The task ::
Wherever "ainoastaan" appears in a line, copy that line.

(Stored records)
==================================================

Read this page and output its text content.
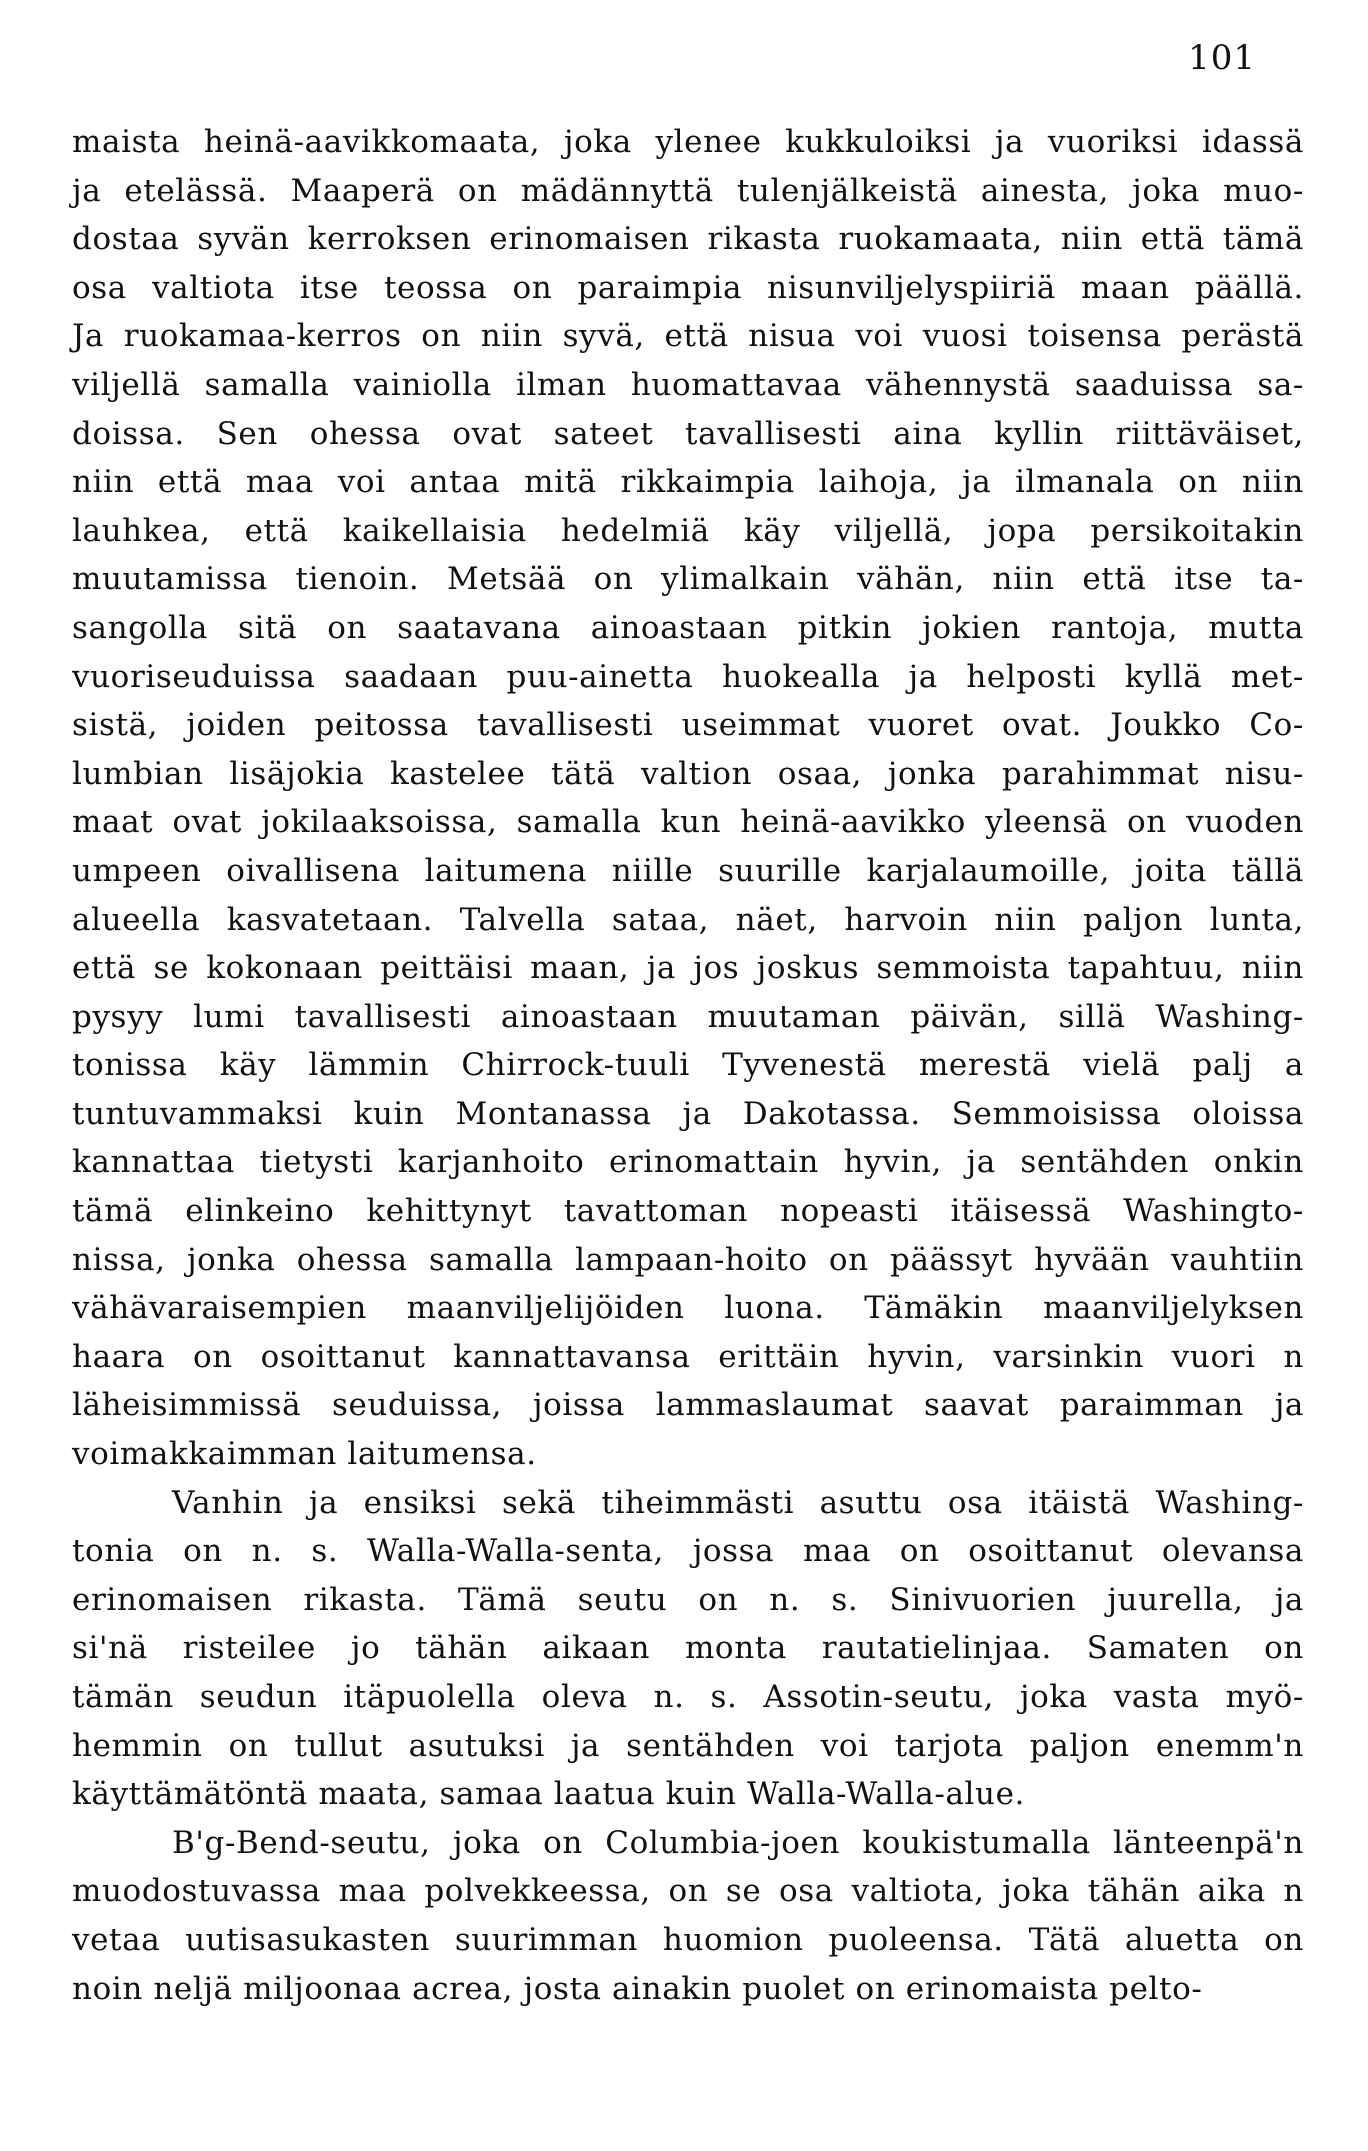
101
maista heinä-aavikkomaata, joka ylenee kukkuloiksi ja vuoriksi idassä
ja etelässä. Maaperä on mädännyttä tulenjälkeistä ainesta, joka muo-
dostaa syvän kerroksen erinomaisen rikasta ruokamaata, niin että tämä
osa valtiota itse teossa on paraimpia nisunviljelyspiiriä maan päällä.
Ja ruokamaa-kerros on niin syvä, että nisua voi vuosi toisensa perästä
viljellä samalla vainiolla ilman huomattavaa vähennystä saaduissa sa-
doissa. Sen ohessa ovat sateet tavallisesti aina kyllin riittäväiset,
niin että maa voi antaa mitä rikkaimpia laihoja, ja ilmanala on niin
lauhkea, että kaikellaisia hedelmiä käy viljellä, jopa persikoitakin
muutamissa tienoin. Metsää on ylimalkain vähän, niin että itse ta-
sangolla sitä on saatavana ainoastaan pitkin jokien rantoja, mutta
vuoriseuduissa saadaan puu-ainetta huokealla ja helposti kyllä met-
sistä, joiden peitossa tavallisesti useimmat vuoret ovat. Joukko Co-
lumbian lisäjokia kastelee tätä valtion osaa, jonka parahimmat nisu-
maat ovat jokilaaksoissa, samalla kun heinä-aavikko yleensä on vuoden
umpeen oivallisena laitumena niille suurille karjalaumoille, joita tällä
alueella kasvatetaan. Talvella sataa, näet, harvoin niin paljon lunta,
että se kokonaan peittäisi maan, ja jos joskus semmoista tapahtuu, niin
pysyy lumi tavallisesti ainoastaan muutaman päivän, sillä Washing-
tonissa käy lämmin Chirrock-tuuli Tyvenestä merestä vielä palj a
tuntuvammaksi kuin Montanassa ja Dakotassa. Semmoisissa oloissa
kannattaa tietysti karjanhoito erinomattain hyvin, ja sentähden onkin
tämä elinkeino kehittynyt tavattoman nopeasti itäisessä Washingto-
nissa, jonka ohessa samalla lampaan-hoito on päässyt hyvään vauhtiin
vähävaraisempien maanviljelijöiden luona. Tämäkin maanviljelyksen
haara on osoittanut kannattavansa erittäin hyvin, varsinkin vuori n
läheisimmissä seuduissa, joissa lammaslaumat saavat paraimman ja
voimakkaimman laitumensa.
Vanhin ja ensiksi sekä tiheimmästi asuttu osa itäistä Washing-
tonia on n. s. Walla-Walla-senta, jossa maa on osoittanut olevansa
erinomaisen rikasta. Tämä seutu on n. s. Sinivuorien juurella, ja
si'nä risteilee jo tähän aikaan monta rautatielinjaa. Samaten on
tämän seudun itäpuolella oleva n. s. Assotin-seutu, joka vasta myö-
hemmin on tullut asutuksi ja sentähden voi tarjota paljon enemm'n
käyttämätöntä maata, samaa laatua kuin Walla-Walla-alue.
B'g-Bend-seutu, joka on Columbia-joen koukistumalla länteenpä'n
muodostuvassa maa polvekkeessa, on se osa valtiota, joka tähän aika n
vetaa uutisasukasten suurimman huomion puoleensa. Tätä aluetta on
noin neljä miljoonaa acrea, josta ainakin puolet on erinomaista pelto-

==================================================

Response to this exercise ::
sangolla sitä on saatavana ainoastaan pitkin jokien rantoja, mutta
pysyy lumi tavallisesti ainoastaan muutaman päivän, sillä Washing-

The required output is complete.